>> START DATA SECTION
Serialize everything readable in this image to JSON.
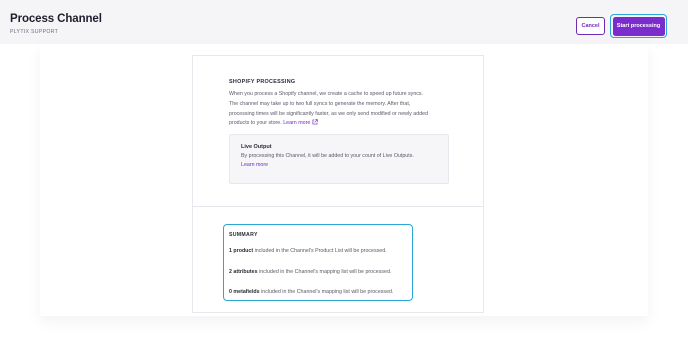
{
  "header": {
    "title": "Process Channel",
    "subtitle": "PLYTIX SUPPORT",
    "cancel_label": "Cancel",
    "start_label": "Start processing"
  },
  "shopify": {
    "title": "SHOPIFY PROCESSING",
    "description_lines": [
      "When you process a Shopify channel, we create a cache to speed up future syncs.",
      "The channel may take up to two full syncs to generate the memory. After that,",
      "processing times will be significantly faster, as we only send modified or newly added",
      "products to your store."
    ],
    "learn_more": "Learn more"
  },
  "live_output": {
    "title": "Live Output",
    "description": "By processing this Channel, it will be added to your count of Live Outputs.",
    "learn_more": "Learn more"
  },
  "summary": {
    "title": "SUMMARY",
    "products_count": "1 product",
    "products_text": " included in the Channel's Product List will be processed.",
    "attributes_count": "2 attributes",
    "attributes_text": " included in the Channel's mapping list will be processed.",
    "metafields_count": "0 metafields",
    "metafields_text": " included in the Channel's mapping list will be processed."
  },
  "colors": {
    "brand": "#7a2ccc",
    "highlight": "#2aa7d6",
    "link": "#6f2bb8"
  },
  "icons": {
    "learn_more": "external-link-icon"
  }
}
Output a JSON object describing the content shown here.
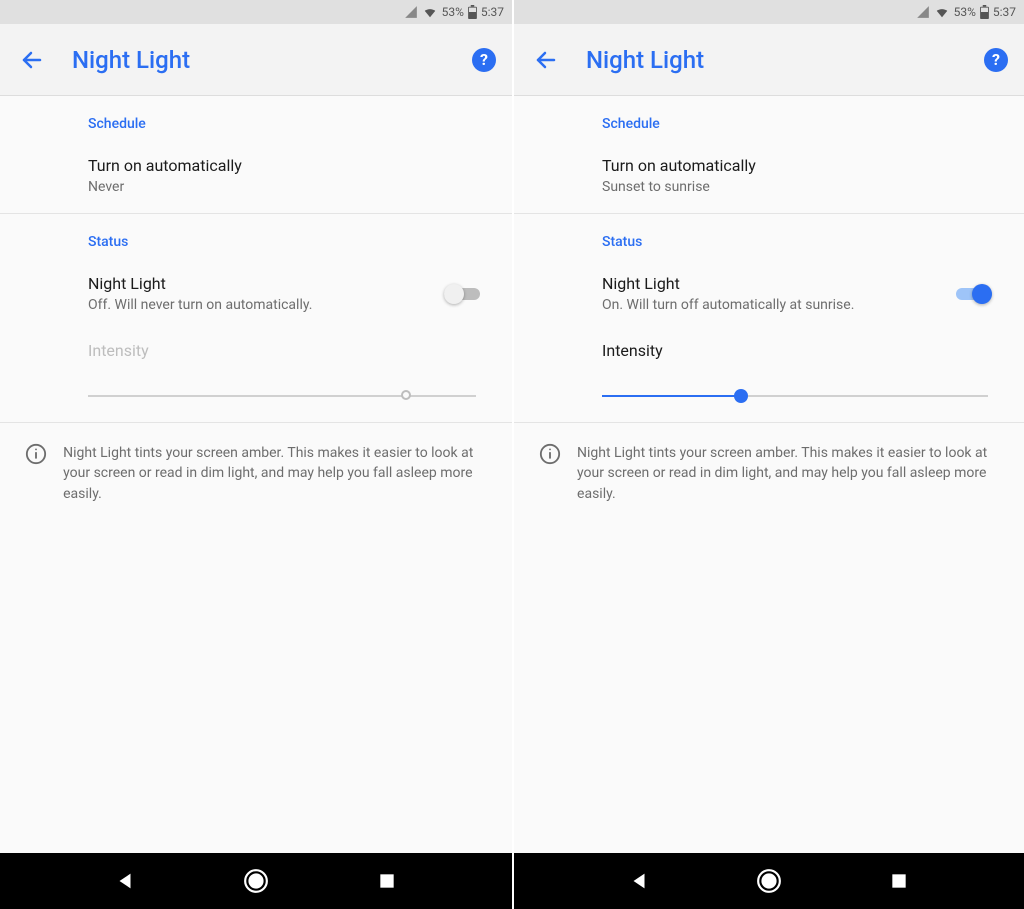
{
  "statusbar": {
    "battery": "53%",
    "time": "5:37"
  },
  "appbar": {
    "title": "Night Light"
  },
  "schedule": {
    "header": "Schedule",
    "row_title": "Turn on automatically"
  },
  "status": {
    "header": "Status",
    "row_title": "Night Light",
    "intensity_label": "Intensity"
  },
  "info": {
    "text": "Night Light tints your screen amber. This makes it easier to look at your screen or read in dim light, and may help you fall asleep more easily."
  },
  "panes": [
    {
      "schedule_value": "Never",
      "status_value": "Off. Will never turn on automatically.",
      "switch_on": false,
      "intensity_enabled": false,
      "slider_percent": 82
    },
    {
      "schedule_value": "Sunset to sunrise",
      "status_value": "On. Will turn off automatically at sunrise.",
      "switch_on": true,
      "intensity_enabled": true,
      "slider_percent": 36
    }
  ]
}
>> END DATA SECTION
§ **THE TASK**
Extract from the material all lines containing the string "header".

§ **OUTPUT FOR THIS EXERCISE**
  "header": {
    "header": "Schedule",
    "header": "Status",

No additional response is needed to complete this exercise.